- SET TASK: Pictures are not part of the copy; repeat everything else in the records exactly.

- THE DATA:
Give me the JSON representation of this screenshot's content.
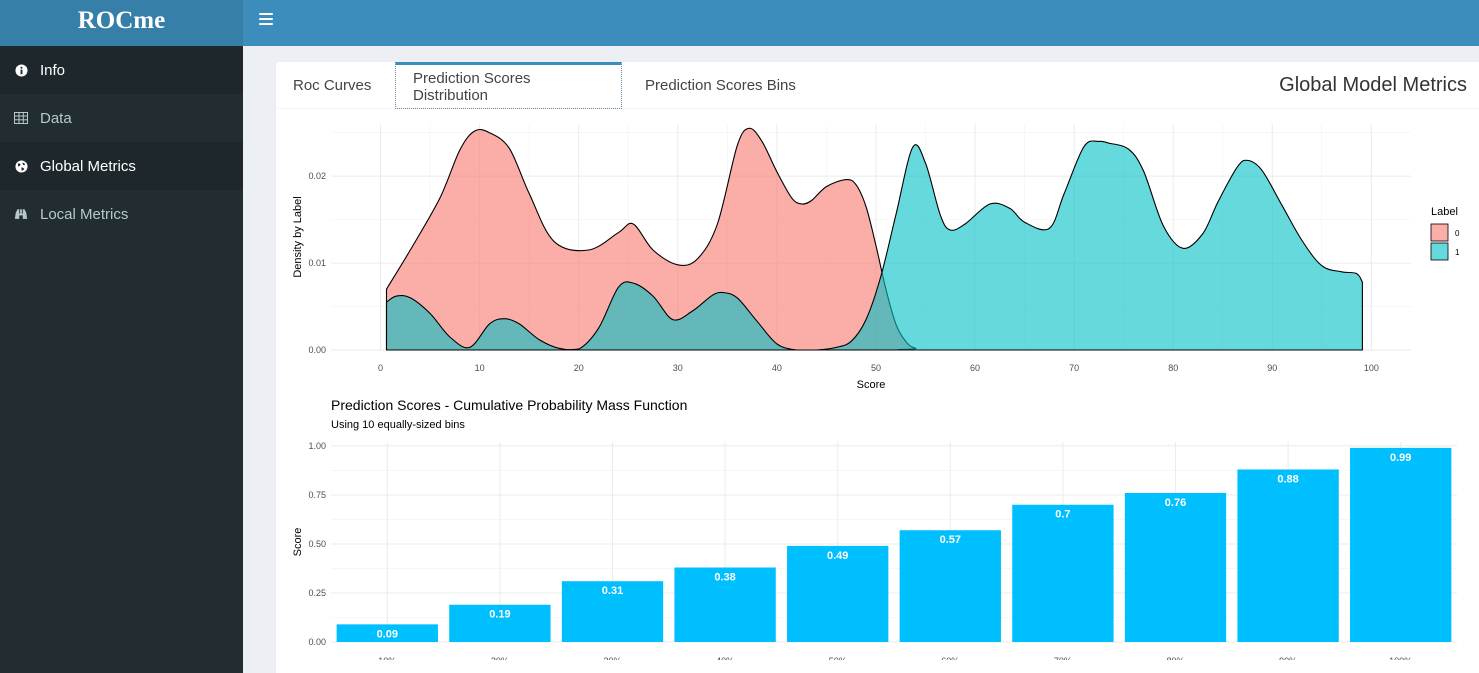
{
  "app": {
    "title": "ROCme"
  },
  "sidebar": {
    "items": [
      {
        "label": "Info",
        "icon": "info-circle-icon"
      },
      {
        "label": "Data",
        "icon": "table-icon"
      },
      {
        "label": "Global Metrics",
        "icon": "globe-icon"
      },
      {
        "label": "Local Metrics",
        "icon": "binoculars-icon"
      }
    ]
  },
  "tabs": [
    {
      "label": "Roc Curves"
    },
    {
      "label": "Prediction Scores Distribution"
    },
    {
      "label": "Prediction Scores Bins"
    }
  ],
  "panel": {
    "title": "Global Model Metrics"
  },
  "colors": {
    "label0": "#f8766d",
    "label1": "#00bfc4",
    "bars": "#00bfff",
    "topbar": "#3c8dbc",
    "sidebar": "#222d32"
  },
  "chart_data": [
    {
      "type": "area",
      "title": "",
      "xlabel": "Score",
      "ylabel": "Density by Label",
      "xlim": [
        -5,
        104
      ],
      "ylim": [
        0,
        0.026
      ],
      "x_ticks": [
        0,
        10,
        20,
        30,
        40,
        50,
        60,
        70,
        80,
        90,
        100
      ],
      "y_ticks": [
        0,
        0.01,
        0.02
      ],
      "y_tick_labels": [
        "0.00",
        "0.01",
        "0.02"
      ],
      "legend": {
        "title": "Label",
        "entries": [
          "0",
          "1"
        ],
        "position": "right"
      },
      "grid": true,
      "series": [
        {
          "name": "0",
          "points": [
            [
              0.6,
              0.007
            ],
            [
              3,
              0.0115
            ],
            [
              6,
              0.0175
            ],
            [
              8,
              0.023
            ],
            [
              9.5,
              0.0252
            ],
            [
              11,
              0.025
            ],
            [
              13,
              0.0232
            ],
            [
              15,
              0.018
            ],
            [
              17.5,
              0.0125
            ],
            [
              21,
              0.0115
            ],
            [
              24,
              0.0135
            ],
            [
              25.5,
              0.0145
            ],
            [
              27.5,
              0.0115
            ],
            [
              30,
              0.0098
            ],
            [
              32,
              0.0105
            ],
            [
              34,
              0.0145
            ],
            [
              36,
              0.0235
            ],
            [
              37.2,
              0.0255
            ],
            [
              38.5,
              0.024
            ],
            [
              40,
              0.0205
            ],
            [
              41.5,
              0.0175
            ],
            [
              42.5,
              0.0168
            ],
            [
              43.5,
              0.0172
            ],
            [
              45,
              0.0188
            ],
            [
              47,
              0.0196
            ],
            [
              48,
              0.019
            ],
            [
              49,
              0.0165
            ],
            [
              50,
              0.012
            ],
            [
              51,
              0.007
            ],
            [
              52,
              0.003
            ],
            [
              53,
              0.001
            ],
            [
              54,
              0.0002
            ],
            [
              56,
              0.0
            ],
            [
              99,
              0.0
            ]
          ]
        },
        {
          "name": "1",
          "points": [
            [
              0.6,
              0.0055
            ],
            [
              1.6,
              0.0062
            ],
            [
              3,
              0.006
            ],
            [
              5,
              0.0042
            ],
            [
              7,
              0.0015
            ],
            [
              9,
              0.0003
            ],
            [
              11,
              0.003
            ],
            [
              12.5,
              0.0036
            ],
            [
              14,
              0.003
            ],
            [
              16,
              0.0012
            ],
            [
              18,
              0.0002
            ],
            [
              20,
              0.0001
            ],
            [
              22,
              0.0025
            ],
            [
              24,
              0.0072
            ],
            [
              25.5,
              0.0077
            ],
            [
              27.5,
              0.0062
            ],
            [
              29.5,
              0.0035
            ],
            [
              31.5,
              0.0045
            ],
            [
              33.5,
              0.0063
            ],
            [
              34.6,
              0.0066
            ],
            [
              36,
              0.006
            ],
            [
              38,
              0.0033
            ],
            [
              40,
              0.0007
            ],
            [
              42,
              0.0
            ],
            [
              44,
              0.0
            ],
            [
              46,
              0.0003
            ],
            [
              47.5,
              0.001
            ],
            [
              49,
              0.0035
            ],
            [
              50.5,
              0.0085
            ],
            [
              52,
              0.0155
            ],
            [
              53.7,
              0.0233
            ],
            [
              55,
              0.0215
            ],
            [
              56.5,
              0.0155
            ],
            [
              57.5,
              0.0138
            ],
            [
              59,
              0.0145
            ],
            [
              61.5,
              0.0168
            ],
            [
              63.5,
              0.0163
            ],
            [
              65,
              0.0147
            ],
            [
              67.5,
              0.014
            ],
            [
              69,
              0.018
            ],
            [
              71,
              0.0234
            ],
            [
              72.5,
              0.024
            ],
            [
              73.5,
              0.0238
            ],
            [
              75.5,
              0.0231
            ],
            [
              77,
              0.0206
            ],
            [
              79,
              0.0143
            ],
            [
              81,
              0.0117
            ],
            [
              83,
              0.0134
            ],
            [
              84.5,
              0.017
            ],
            [
              86.5,
              0.0211
            ],
            [
              87.6,
              0.0218
            ],
            [
              89,
              0.0206
            ],
            [
              91,
              0.0166
            ],
            [
              93,
              0.0126
            ],
            [
              95,
              0.0097
            ],
            [
              97,
              0.009
            ],
            [
              98.5,
              0.0088
            ],
            [
              99.1,
              0.0078
            ]
          ]
        }
      ]
    },
    {
      "type": "bar",
      "title": "Prediction Scores - Cumulative Probability Mass Function",
      "subtitle": "Using 10 equally-sized bins",
      "xlabel": "",
      "ylabel": "Score",
      "ylim": [
        0,
        1.02
      ],
      "y_ticks": [
        0,
        0.25,
        0.5,
        0.75,
        1
      ],
      "y_tick_labels": [
        "0.00",
        "0.25",
        "0.50",
        "0.75",
        "1.00"
      ],
      "categories": [
        "10%",
        "20%",
        "30%",
        "40%",
        "50%",
        "60%",
        "70%",
        "80%",
        "90%",
        "100%"
      ],
      "values": [
        0.09,
        0.19,
        0.31,
        0.38,
        0.49,
        0.57,
        0.7,
        0.76,
        0.88,
        0.99
      ],
      "data_labels": [
        "0.09",
        "0.19",
        "0.31",
        "0.38",
        "0.49",
        "0.57",
        "0.7",
        "0.76",
        "0.88",
        "0.99"
      ],
      "grid": true
    }
  ]
}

- ANSWER TO THIS TASK:
Give me the JSON representation of this screenshot's content.
{
  "app": {
    "title": "ROCme"
  },
  "sidebar": {
    "items": [
      {
        "label": "Info",
        "icon": "info-circle-icon"
      },
      {
        "label": "Data",
        "icon": "table-icon"
      },
      {
        "label": "Global Metrics",
        "icon": "globe-icon"
      },
      {
        "label": "Local Metrics",
        "icon": "binoculars-icon"
      }
    ]
  },
  "tabs": [
    {
      "label": "Roc Curves"
    },
    {
      "label": "Prediction Scores Distribution"
    },
    {
      "label": "Prediction Scores Bins"
    }
  ],
  "panel": {
    "title": "Global Model Metrics"
  },
  "colors": {
    "label0": "#f8766d",
    "label1": "#00bfc4",
    "bars": "#00bfff",
    "topbar": "#3c8dbc",
    "sidebar": "#222d32"
  },
  "chart_data": [
    {
      "type": "area",
      "title": "",
      "xlabel": "Score",
      "ylabel": "Density by Label",
      "xlim": [
        -5,
        104
      ],
      "ylim": [
        0,
        0.026
      ],
      "x_ticks": [
        0,
        10,
        20,
        30,
        40,
        50,
        60,
        70,
        80,
        90,
        100
      ],
      "y_ticks": [
        0,
        0.01,
        0.02
      ],
      "y_tick_labels": [
        "0.00",
        "0.01",
        "0.02"
      ],
      "legend": {
        "title": "Label",
        "entries": [
          "0",
          "1"
        ],
        "position": "right"
      },
      "grid": true,
      "series": [
        {
          "name": "0",
          "points": [
            [
              0.6,
              0.007
            ],
            [
              3,
              0.0115
            ],
            [
              6,
              0.0175
            ],
            [
              8,
              0.023
            ],
            [
              9.5,
              0.0252
            ],
            [
              11,
              0.025
            ],
            [
              13,
              0.0232
            ],
            [
              15,
              0.018
            ],
            [
              17.5,
              0.0125
            ],
            [
              21,
              0.0115
            ],
            [
              24,
              0.0135
            ],
            [
              25.5,
              0.0145
            ],
            [
              27.5,
              0.0115
            ],
            [
              30,
              0.0098
            ],
            [
              32,
              0.0105
            ],
            [
              34,
              0.0145
            ],
            [
              36,
              0.0235
            ],
            [
              37.2,
              0.0255
            ],
            [
              38.5,
              0.024
            ],
            [
              40,
              0.0205
            ],
            [
              41.5,
              0.0175
            ],
            [
              42.5,
              0.0168
            ],
            [
              43.5,
              0.0172
            ],
            [
              45,
              0.0188
            ],
            [
              47,
              0.0196
            ],
            [
              48,
              0.019
            ],
            [
              49,
              0.0165
            ],
            [
              50,
              0.012
            ],
            [
              51,
              0.007
            ],
            [
              52,
              0.003
            ],
            [
              53,
              0.001
            ],
            [
              54,
              0.0002
            ],
            [
              56,
              0.0
            ],
            [
              99,
              0.0
            ]
          ]
        },
        {
          "name": "1",
          "points": [
            [
              0.6,
              0.0055
            ],
            [
              1.6,
              0.0062
            ],
            [
              3,
              0.006
            ],
            [
              5,
              0.0042
            ],
            [
              7,
              0.0015
            ],
            [
              9,
              0.0003
            ],
            [
              11,
              0.003
            ],
            [
              12.5,
              0.0036
            ],
            [
              14,
              0.003
            ],
            [
              16,
              0.0012
            ],
            [
              18,
              0.0002
            ],
            [
              20,
              0.0001
            ],
            [
              22,
              0.0025
            ],
            [
              24,
              0.0072
            ],
            [
              25.5,
              0.0077
            ],
            [
              27.5,
              0.0062
            ],
            [
              29.5,
              0.0035
            ],
            [
              31.5,
              0.0045
            ],
            [
              33.5,
              0.0063
            ],
            [
              34.6,
              0.0066
            ],
            [
              36,
              0.006
            ],
            [
              38,
              0.0033
            ],
            [
              40,
              0.0007
            ],
            [
              42,
              0.0
            ],
            [
              44,
              0.0
            ],
            [
              46,
              0.0003
            ],
            [
              47.5,
              0.001
            ],
            [
              49,
              0.0035
            ],
            [
              50.5,
              0.0085
            ],
            [
              52,
              0.0155
            ],
            [
              53.7,
              0.0233
            ],
            [
              55,
              0.0215
            ],
            [
              56.5,
              0.0155
            ],
            [
              57.5,
              0.0138
            ],
            [
              59,
              0.0145
            ],
            [
              61.5,
              0.0168
            ],
            [
              63.5,
              0.0163
            ],
            [
              65,
              0.0147
            ],
            [
              67.5,
              0.014
            ],
            [
              69,
              0.018
            ],
            [
              71,
              0.0234
            ],
            [
              72.5,
              0.024
            ],
            [
              73.5,
              0.0238
            ],
            [
              75.5,
              0.0231
            ],
            [
              77,
              0.0206
            ],
            [
              79,
              0.0143
            ],
            [
              81,
              0.0117
            ],
            [
              83,
              0.0134
            ],
            [
              84.5,
              0.017
            ],
            [
              86.5,
              0.0211
            ],
            [
              87.6,
              0.0218
            ],
            [
              89,
              0.0206
            ],
            [
              91,
              0.0166
            ],
            [
              93,
              0.0126
            ],
            [
              95,
              0.0097
            ],
            [
              97,
              0.009
            ],
            [
              98.5,
              0.0088
            ],
            [
              99.1,
              0.0078
            ]
          ]
        }
      ]
    },
    {
      "type": "bar",
      "title": "Prediction Scores - Cumulative Probability Mass Function",
      "subtitle": "Using 10 equally-sized bins",
      "xlabel": "",
      "ylabel": "Score",
      "ylim": [
        0,
        1.02
      ],
      "y_ticks": [
        0,
        0.25,
        0.5,
        0.75,
        1
      ],
      "y_tick_labels": [
        "0.00",
        "0.25",
        "0.50",
        "0.75",
        "1.00"
      ],
      "categories": [
        "10%",
        "20%",
        "30%",
        "40%",
        "50%",
        "60%",
        "70%",
        "80%",
        "90%",
        "100%"
      ],
      "values": [
        0.09,
        0.19,
        0.31,
        0.38,
        0.49,
        0.57,
        0.7,
        0.76,
        0.88,
        0.99
      ],
      "data_labels": [
        "0.09",
        "0.19",
        "0.31",
        "0.38",
        "0.49",
        "0.57",
        "0.7",
        "0.76",
        "0.88",
        "0.99"
      ],
      "grid": true
    }
  ]
}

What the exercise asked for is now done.